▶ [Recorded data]

— start —

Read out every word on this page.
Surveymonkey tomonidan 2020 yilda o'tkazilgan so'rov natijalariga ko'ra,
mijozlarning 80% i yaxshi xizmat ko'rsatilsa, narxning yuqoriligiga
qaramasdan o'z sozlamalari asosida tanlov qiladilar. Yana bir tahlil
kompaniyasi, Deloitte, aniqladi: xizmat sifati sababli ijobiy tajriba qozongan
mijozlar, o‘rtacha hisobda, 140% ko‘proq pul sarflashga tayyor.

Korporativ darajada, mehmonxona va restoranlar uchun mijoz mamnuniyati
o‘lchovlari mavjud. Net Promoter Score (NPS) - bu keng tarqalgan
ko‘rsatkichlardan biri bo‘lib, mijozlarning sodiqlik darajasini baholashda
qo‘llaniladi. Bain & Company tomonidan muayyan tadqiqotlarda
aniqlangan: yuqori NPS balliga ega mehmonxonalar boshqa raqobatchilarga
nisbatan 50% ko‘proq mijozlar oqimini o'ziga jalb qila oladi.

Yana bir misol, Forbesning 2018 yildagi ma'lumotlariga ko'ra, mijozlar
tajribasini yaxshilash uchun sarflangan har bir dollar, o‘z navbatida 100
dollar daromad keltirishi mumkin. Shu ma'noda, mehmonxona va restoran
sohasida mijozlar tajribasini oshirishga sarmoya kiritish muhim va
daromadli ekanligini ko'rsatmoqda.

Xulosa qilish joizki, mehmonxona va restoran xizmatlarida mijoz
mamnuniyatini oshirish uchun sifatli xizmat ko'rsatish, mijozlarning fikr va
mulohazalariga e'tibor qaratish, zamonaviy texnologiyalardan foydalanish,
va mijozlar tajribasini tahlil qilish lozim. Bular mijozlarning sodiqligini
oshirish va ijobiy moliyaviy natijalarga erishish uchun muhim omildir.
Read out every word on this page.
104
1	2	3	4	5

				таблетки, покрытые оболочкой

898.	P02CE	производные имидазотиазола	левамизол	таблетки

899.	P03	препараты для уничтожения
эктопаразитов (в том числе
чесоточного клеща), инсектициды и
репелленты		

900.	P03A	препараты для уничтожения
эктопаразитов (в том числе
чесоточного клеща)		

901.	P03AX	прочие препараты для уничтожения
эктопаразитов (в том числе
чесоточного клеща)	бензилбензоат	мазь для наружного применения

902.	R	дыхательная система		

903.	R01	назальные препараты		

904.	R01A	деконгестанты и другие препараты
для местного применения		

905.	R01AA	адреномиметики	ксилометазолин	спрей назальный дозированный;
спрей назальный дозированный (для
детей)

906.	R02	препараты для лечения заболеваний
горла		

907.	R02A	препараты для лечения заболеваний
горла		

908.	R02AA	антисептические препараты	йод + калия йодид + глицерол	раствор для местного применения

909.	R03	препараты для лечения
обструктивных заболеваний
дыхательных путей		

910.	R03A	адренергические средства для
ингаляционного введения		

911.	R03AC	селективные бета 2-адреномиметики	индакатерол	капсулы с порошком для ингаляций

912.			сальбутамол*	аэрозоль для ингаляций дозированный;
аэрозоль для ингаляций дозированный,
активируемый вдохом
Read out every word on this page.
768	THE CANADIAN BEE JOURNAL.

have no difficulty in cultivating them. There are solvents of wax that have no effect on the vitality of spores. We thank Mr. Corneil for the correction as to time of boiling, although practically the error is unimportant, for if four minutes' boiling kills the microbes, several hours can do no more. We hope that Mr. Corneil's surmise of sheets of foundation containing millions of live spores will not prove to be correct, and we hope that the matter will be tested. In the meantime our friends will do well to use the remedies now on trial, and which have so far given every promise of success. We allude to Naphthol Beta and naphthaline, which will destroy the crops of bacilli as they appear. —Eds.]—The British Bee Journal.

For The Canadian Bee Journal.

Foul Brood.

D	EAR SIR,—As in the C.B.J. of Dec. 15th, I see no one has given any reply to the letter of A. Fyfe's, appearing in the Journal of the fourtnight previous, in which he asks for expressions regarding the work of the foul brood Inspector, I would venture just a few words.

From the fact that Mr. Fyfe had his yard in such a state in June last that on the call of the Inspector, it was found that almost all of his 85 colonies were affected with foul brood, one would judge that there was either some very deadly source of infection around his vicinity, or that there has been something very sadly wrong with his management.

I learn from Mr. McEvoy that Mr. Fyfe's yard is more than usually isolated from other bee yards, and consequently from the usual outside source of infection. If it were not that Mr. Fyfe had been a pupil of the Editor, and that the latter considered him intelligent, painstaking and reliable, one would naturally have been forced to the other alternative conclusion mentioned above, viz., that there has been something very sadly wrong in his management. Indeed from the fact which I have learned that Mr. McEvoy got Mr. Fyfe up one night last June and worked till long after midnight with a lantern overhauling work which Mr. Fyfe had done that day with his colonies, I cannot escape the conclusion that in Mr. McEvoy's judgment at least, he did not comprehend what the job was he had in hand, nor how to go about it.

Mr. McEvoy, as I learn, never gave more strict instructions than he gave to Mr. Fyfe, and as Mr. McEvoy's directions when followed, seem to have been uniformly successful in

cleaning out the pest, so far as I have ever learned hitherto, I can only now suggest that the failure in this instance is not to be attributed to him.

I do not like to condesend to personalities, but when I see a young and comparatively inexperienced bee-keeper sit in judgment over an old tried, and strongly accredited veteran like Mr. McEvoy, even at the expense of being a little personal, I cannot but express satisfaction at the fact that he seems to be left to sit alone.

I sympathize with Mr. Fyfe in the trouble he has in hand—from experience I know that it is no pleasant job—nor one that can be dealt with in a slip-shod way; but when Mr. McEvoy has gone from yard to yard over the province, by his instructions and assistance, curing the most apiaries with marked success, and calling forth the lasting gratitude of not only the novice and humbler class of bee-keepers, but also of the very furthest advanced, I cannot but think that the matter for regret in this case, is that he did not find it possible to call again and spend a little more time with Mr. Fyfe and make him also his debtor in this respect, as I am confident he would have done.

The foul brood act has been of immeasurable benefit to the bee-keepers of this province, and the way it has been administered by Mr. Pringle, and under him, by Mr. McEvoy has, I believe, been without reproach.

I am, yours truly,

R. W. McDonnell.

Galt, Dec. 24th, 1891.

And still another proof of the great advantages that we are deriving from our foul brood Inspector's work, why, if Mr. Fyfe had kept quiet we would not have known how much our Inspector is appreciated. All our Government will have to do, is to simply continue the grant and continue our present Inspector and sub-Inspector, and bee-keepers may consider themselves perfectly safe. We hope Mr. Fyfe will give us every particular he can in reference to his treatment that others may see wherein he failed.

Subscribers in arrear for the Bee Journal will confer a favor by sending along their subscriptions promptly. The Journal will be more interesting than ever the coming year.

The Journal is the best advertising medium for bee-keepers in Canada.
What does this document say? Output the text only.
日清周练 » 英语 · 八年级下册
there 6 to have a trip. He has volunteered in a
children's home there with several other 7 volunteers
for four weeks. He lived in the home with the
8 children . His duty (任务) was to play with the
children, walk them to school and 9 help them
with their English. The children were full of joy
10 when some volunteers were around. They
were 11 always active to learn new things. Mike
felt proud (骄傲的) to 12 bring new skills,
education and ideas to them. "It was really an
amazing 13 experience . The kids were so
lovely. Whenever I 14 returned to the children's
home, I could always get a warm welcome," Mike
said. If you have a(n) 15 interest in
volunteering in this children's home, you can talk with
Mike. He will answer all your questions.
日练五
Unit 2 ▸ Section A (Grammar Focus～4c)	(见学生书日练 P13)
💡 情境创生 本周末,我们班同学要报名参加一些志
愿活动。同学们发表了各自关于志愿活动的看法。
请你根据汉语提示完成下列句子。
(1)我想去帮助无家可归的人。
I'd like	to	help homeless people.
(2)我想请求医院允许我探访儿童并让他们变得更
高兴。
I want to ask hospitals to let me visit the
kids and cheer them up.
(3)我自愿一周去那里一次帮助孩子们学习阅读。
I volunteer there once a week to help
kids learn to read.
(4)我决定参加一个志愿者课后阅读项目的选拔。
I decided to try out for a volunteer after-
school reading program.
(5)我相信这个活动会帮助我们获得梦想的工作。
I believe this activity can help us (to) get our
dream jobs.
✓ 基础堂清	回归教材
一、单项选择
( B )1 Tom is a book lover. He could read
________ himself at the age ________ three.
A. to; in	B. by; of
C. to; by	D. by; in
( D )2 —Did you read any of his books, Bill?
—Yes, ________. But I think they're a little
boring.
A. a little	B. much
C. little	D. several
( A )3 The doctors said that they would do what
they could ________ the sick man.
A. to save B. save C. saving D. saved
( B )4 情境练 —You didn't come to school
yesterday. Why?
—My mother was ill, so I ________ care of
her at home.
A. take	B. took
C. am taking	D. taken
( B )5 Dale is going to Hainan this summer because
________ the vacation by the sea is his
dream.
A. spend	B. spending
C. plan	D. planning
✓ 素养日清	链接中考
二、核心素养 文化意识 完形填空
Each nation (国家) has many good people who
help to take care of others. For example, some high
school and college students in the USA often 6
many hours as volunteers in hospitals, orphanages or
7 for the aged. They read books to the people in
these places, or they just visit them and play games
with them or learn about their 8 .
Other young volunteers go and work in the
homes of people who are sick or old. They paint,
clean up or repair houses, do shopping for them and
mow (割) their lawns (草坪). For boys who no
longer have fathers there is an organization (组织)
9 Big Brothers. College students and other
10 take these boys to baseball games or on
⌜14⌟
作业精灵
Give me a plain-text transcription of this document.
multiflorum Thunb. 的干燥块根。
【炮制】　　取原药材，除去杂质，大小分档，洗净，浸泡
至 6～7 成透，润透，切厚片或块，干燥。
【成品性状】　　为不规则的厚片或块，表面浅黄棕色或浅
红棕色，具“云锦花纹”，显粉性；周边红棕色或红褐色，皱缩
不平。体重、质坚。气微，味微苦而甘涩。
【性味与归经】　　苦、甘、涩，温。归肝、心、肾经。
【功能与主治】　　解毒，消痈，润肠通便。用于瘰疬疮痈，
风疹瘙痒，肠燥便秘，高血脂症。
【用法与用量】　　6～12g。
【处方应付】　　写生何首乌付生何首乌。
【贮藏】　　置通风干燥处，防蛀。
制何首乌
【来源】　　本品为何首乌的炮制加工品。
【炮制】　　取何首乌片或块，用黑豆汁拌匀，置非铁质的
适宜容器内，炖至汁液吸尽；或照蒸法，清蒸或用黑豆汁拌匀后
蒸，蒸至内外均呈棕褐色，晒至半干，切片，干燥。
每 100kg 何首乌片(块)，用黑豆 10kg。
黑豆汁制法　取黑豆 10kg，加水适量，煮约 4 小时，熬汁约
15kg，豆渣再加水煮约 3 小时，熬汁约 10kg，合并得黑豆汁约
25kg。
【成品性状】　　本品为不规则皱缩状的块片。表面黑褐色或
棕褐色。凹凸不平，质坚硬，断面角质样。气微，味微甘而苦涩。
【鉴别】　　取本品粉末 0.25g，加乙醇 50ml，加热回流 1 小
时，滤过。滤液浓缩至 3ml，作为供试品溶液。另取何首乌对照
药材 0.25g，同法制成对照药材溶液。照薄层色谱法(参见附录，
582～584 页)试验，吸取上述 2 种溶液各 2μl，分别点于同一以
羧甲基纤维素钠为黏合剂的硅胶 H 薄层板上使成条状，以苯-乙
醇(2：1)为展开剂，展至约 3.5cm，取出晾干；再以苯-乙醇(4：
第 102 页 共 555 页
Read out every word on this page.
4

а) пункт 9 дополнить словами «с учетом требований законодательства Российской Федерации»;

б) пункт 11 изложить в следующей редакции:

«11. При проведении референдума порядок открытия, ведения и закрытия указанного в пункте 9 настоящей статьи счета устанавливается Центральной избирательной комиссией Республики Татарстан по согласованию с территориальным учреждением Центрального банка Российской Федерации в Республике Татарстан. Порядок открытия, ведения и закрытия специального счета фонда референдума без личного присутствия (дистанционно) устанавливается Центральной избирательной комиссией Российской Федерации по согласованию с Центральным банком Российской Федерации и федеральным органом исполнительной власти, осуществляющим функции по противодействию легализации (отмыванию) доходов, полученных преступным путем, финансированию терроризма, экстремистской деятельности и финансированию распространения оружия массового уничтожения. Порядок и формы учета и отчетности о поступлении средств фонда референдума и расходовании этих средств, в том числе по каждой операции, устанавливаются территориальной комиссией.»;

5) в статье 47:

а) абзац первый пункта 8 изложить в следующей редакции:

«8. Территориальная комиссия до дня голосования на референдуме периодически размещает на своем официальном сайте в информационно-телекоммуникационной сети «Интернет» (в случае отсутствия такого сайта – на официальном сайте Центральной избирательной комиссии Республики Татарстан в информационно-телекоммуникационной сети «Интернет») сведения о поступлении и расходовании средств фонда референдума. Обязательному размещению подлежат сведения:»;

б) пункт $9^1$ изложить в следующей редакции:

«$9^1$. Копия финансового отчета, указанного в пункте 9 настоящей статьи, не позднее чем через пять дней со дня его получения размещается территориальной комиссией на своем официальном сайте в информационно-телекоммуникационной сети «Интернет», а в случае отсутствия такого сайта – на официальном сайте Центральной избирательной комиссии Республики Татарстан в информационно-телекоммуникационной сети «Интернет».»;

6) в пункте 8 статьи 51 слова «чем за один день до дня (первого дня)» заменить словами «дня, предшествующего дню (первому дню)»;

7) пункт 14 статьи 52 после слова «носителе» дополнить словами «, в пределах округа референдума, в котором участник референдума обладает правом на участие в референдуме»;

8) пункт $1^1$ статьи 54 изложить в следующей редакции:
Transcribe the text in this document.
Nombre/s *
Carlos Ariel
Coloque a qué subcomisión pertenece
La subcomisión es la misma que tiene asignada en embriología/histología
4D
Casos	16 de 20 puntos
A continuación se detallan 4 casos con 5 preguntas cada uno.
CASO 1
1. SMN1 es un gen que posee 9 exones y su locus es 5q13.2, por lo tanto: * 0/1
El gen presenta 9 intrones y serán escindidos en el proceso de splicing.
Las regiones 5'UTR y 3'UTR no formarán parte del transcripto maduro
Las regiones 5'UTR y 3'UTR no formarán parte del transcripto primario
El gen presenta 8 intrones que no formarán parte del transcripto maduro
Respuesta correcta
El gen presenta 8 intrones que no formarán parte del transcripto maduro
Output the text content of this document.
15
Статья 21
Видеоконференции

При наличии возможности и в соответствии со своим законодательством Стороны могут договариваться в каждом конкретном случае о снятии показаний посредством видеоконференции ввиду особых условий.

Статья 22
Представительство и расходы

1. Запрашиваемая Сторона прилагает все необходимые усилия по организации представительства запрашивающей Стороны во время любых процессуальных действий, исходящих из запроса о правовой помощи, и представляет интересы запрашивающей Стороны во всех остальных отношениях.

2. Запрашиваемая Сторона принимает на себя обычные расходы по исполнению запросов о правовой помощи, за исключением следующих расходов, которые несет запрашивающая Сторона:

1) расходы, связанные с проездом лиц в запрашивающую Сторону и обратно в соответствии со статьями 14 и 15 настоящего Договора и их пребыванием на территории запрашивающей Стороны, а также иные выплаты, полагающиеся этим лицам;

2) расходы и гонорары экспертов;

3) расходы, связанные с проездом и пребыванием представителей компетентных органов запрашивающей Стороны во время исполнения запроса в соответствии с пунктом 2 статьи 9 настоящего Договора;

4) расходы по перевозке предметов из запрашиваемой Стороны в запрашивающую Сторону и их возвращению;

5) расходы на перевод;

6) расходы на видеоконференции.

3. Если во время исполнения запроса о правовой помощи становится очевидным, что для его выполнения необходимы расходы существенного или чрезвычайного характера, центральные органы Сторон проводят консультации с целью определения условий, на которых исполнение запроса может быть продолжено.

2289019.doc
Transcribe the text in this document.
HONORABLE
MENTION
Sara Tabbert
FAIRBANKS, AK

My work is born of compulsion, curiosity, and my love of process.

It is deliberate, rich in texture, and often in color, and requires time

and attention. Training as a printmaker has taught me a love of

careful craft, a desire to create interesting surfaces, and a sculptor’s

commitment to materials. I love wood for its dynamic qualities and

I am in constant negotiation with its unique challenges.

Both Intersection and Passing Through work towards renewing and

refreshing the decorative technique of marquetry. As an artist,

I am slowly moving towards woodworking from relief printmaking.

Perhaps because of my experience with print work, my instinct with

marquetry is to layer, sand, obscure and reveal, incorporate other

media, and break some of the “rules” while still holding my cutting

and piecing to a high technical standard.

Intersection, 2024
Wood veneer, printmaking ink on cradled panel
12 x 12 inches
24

— end —

▶ [DIRECTION] Tally the lines of the records holding the word "still", then state only the tally.

▶ [TASK SOLUTION] 2